## [Objective]
Print all of the entries exactly, minus the pictures.

## [Data for this task]
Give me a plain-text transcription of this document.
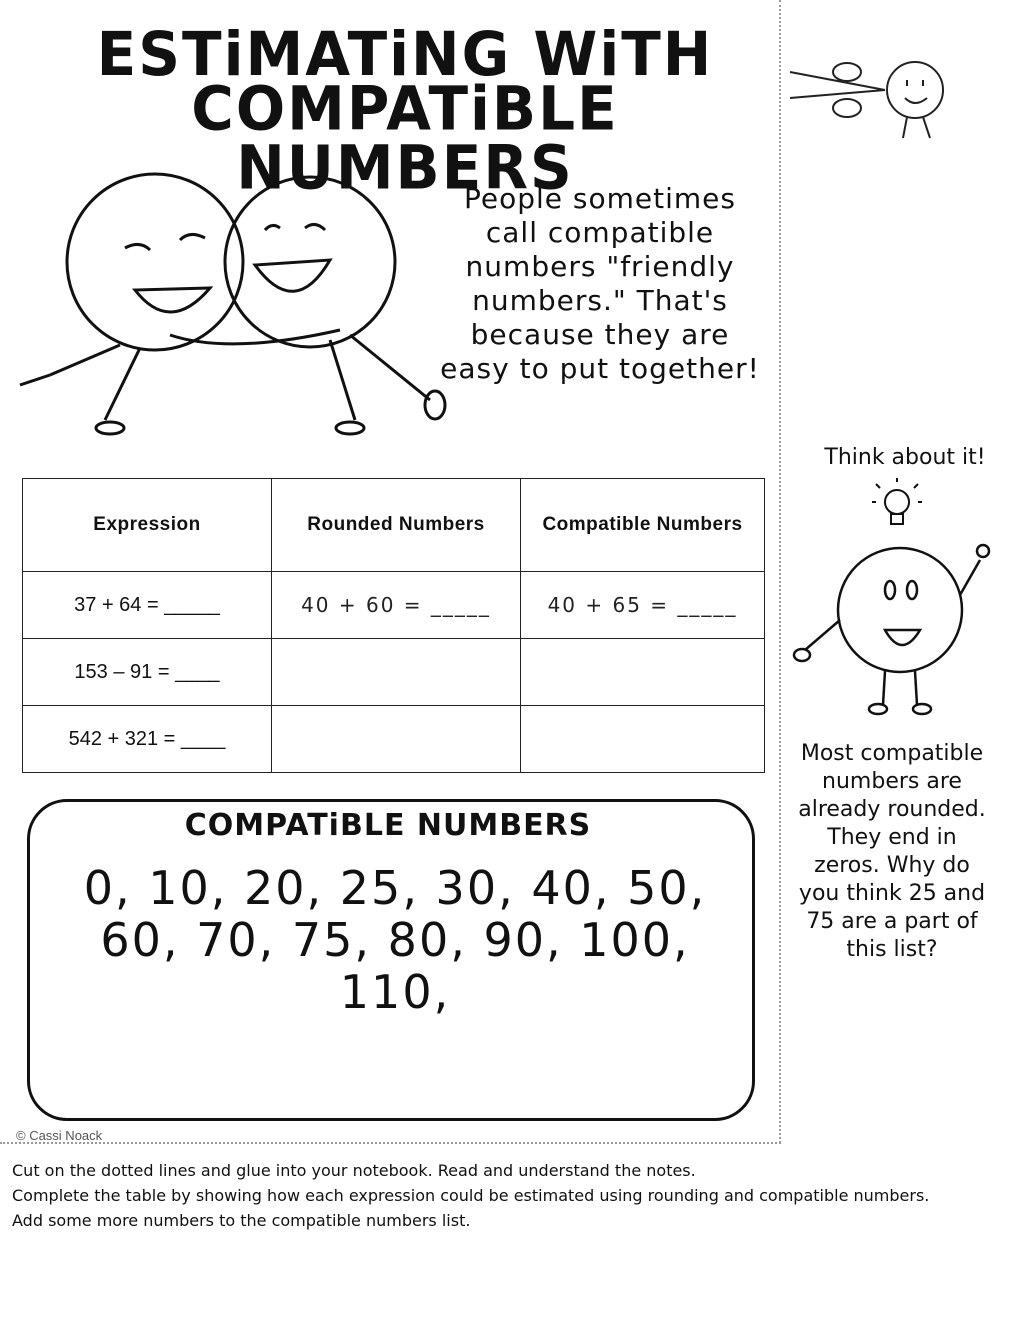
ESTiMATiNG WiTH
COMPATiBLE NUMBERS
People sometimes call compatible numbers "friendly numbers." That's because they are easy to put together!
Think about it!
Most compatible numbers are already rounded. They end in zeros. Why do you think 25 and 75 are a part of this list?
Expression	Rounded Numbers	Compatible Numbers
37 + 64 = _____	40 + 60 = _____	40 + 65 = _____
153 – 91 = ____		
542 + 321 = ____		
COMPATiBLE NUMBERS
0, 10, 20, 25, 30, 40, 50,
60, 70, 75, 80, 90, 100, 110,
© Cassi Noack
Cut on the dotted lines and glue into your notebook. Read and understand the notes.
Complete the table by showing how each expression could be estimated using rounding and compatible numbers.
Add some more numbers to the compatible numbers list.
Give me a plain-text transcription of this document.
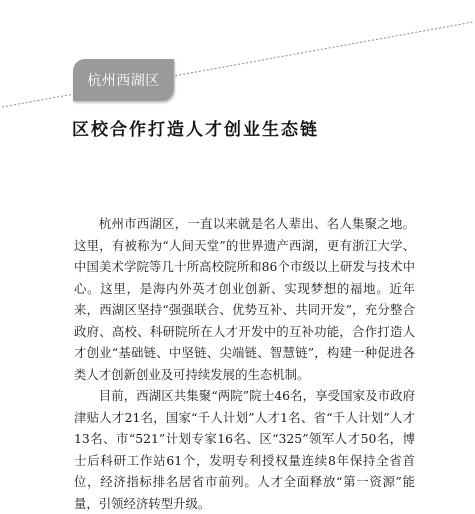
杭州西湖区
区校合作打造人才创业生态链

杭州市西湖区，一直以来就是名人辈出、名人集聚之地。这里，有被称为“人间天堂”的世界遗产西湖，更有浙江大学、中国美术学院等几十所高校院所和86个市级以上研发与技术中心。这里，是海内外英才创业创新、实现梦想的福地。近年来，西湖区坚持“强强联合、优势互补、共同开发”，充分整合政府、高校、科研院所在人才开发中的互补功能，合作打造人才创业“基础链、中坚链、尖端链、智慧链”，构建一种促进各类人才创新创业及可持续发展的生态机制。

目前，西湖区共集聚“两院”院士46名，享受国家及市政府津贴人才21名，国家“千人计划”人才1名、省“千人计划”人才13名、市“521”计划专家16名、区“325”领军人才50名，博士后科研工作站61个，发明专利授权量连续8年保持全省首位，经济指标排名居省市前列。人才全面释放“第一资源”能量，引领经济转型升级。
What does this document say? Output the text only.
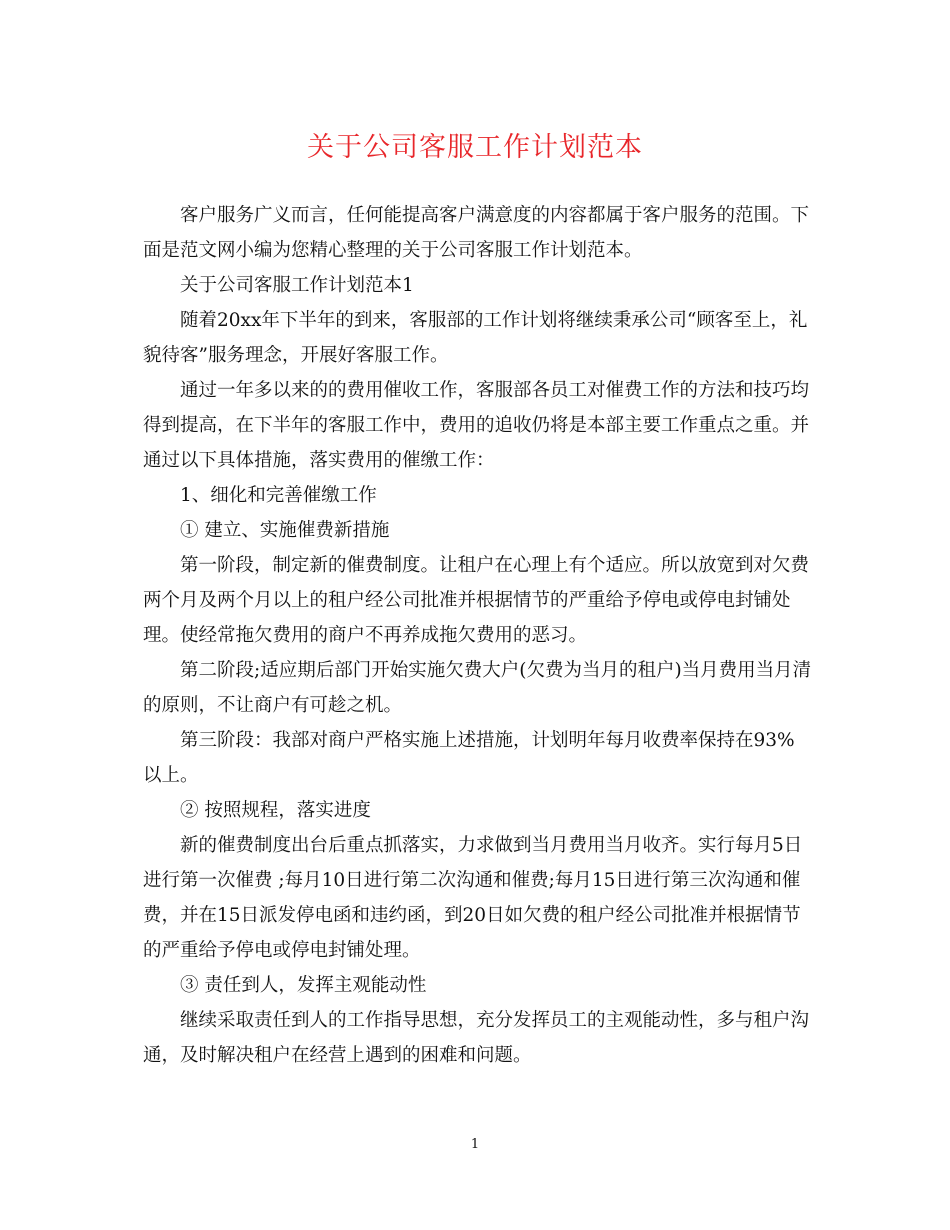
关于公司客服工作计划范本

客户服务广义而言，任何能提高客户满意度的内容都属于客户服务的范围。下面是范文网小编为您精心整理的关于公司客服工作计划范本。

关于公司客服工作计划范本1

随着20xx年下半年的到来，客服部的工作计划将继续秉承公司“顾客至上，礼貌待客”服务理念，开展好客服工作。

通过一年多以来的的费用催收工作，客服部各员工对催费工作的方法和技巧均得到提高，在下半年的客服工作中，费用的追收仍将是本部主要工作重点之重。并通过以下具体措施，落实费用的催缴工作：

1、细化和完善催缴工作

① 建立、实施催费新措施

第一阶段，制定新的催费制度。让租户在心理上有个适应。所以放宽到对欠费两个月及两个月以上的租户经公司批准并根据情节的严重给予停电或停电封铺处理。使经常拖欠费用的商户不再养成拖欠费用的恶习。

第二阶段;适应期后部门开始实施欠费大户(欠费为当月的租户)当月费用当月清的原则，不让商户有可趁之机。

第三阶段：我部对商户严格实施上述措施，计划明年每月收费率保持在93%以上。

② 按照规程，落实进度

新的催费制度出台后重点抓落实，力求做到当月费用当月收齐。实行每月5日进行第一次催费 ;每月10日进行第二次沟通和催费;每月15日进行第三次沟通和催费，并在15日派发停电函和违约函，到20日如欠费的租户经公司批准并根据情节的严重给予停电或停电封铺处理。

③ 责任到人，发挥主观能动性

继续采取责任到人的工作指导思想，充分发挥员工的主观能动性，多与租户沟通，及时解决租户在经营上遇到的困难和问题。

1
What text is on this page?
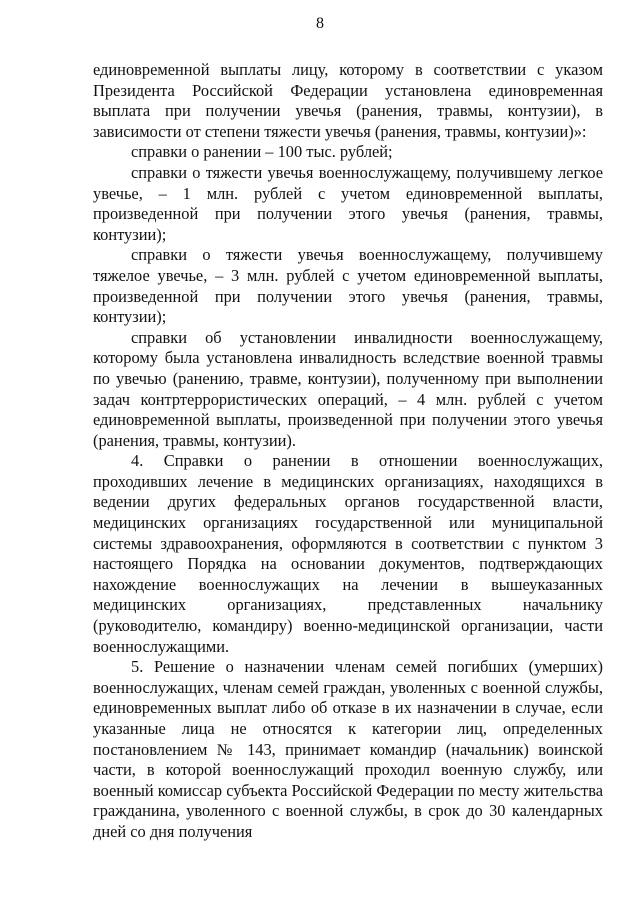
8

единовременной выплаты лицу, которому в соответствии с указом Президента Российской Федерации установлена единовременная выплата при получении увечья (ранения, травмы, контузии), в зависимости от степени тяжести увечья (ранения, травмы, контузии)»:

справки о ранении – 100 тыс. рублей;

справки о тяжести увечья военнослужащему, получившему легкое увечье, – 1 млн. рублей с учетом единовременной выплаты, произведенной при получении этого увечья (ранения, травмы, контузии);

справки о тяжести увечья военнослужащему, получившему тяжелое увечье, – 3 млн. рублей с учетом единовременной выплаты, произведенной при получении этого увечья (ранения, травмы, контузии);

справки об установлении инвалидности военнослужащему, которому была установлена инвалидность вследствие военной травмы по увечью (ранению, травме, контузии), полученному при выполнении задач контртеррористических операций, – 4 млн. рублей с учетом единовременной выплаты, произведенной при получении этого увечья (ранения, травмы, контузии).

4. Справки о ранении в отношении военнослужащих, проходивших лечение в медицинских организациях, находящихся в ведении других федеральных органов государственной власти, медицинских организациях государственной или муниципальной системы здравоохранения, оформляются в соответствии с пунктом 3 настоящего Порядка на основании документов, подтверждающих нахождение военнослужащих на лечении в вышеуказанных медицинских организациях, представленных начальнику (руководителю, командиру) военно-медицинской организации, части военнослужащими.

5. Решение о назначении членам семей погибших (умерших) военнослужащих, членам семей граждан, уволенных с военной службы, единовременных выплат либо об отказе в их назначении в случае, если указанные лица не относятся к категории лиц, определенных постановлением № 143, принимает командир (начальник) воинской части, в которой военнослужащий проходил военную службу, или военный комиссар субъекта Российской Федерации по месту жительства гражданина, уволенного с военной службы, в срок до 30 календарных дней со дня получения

## [Solution to this task]
Give me a plain-text transcription of this document.
ESTiMATiNG WiTH
COMPATiBLE NUMBERS
People sometimes call compatible numbers "friendly numbers." That's because they are easy to put together!
Think about it!
Most compatible numbers are already rounded. They end in zeros. Why do you think 25 and 75 are a part of this list?
Expression	Rounded Numbers	Compatible Numbers
37 + 64 = _____	40 + 60 = _____	40 + 65 = _____
153 – 91 = ____		
542 + 321 = ____		
COMPATiBLE NUMBERS
0, 10, 20, 25, 30, 40, 50,
60, 70, 75, 80, 90, 100, 110,
© Cassi Noack
Cut on the dotted lines and glue into your notebook. Read and understand the notes.
Complete the table by showing how each expression could be estimated using rounding and compatible numbers.
Add some more numbers to the compatible numbers list.
Give me a plain-text transcription of this document.
杭州西湖区
区校合作打造人才创业生态链

杭州市西湖区，一直以来就是名人辈出、名人集聚之地。这里，有被称为“人间天堂”的世界遗产西湖，更有浙江大学、中国美术学院等几十所高校院所和86个市级以上研发与技术中心。这里，是海内外英才创业创新、实现梦想的福地。近年来，西湖区坚持“强强联合、优势互补、共同开发”，充分整合政府、高校、科研院所在人才开发中的互补功能，合作打造人才创业“基础链、中坚链、尖端链、智慧链”，构建一种促进各类人才创新创业及可持续发展的生态机制。

目前，西湖区共集聚“两院”院士46名，享受国家及市政府津贴人才21名，国家“千人计划”人才1名、省“千人计划”人才13名、市“521”计划专家16名、区“325”领军人才50名，博士后科研工作站61个，发明专利授权量连续8年保持全省首位，经济指标排名居省市前列。人才全面释放“第一资源”能量，引领经济转型升级。
What does this document say? Output the text only.
关于公司客服工作计划范本

客户服务广义而言，任何能提高客户满意度的内容都属于客户服务的范围。下面是范文网小编为您精心整理的关于公司客服工作计划范本。

关于公司客服工作计划范本1

随着20xx年下半年的到来，客服部的工作计划将继续秉承公司“顾客至上，礼貌待客”服务理念，开展好客服工作。

通过一年多以来的的费用催收工作，客服部各员工对催费工作的方法和技巧均得到提高，在下半年的客服工作中，费用的追收仍将是本部主要工作重点之重。并通过以下具体措施，落实费用的催缴工作：

1、细化和完善催缴工作

① 建立、实施催费新措施

第一阶段，制定新的催费制度。让租户在心理上有个适应。所以放宽到对欠费两个月及两个月以上的租户经公司批准并根据情节的严重给予停电或停电封铺处理。使经常拖欠费用的商户不再养成拖欠费用的恶习。

第二阶段;适应期后部门开始实施欠费大户(欠费为当月的租户)当月费用当月清的原则，不让商户有可趁之机。

第三阶段：我部对商户严格实施上述措施，计划明年每月收费率保持在93%以上。

② 按照规程，落实进度

新的催费制度出台后重点抓落实，力求做到当月费用当月收齐。实行每月5日进行第一次催费 ;每月10日进行第二次沟通和催费;每月15日进行第三次沟通和催费，并在15日派发停电函和违约函，到20日如欠费的租户经公司批准并根据情节的严重给予停电或停电封铺处理。

③ 责任到人，发挥主观能动性

继续采取责任到人的工作指导思想，充分发挥员工的主观能动性，多与租户沟通，及时解决租户在经营上遇到的困难和问题。

1
What text is on this page?
8

единовременной выплаты лицу, которому в соответствии с указом Президента Российской Федерации установлена единовременная выплата при получении увечья (ранения, травмы, контузии), в зависимости от степени тяжести увечья (ранения, травмы, контузии)»:

справки о ранении – 100 тыс. рублей;

справки о тяжести увечья военнослужащему, получившему легкое увечье, – 1 млн. рублей с учетом единовременной выплаты, произведенной при получении этого увечья (ранения, травмы, контузии);

справки о тяжести увечья военнослужащему, получившему тяжелое увечье, – 3 млн. рублей с учетом единовременной выплаты, произведенной при получении этого увечья (ранения, травмы, контузии);

справки об установлении инвалидности военнослужащему, которому была установлена инвалидность вследствие военной травмы по увечью (ранению, травме, контузии), полученному при выполнении задач контртеррористических операций, – 4 млн. рублей с учетом единовременной выплаты, произведенной при получении этого увечья (ранения, травмы, контузии).

4. Справки о ранении в отношении военнослужащих, проходивших лечение в медицинских организациях, находящихся в ведении других федеральных органов государственной власти, медицинских организациях государственной или муниципальной системы здравоохранения, оформляются в соответствии с пунктом 3 настоящего Порядка на основании документов, подтверждающих нахождение военнослужащих на лечении в вышеуказанных медицинских организациях, представленных начальнику (руководителю, командиру) военно-медицинской организации, части военнослужащими.

5. Решение о назначении членам семей погибших (умерших) военнослужащих, членам семей граждан, уволенных с военной службы, единовременных выплат либо об отказе в их назначении в случае, если указанные лица не относятся к категории лиц, определенных постановлением № 143, принимает командир (начальник) воинской части, в которой военнослужащий проходил военную службу, или военный комиссар субъекта Российской Федерации по месту жительства гражданина, уволенного с военной службы, в срок до 30 календарных дней со дня получения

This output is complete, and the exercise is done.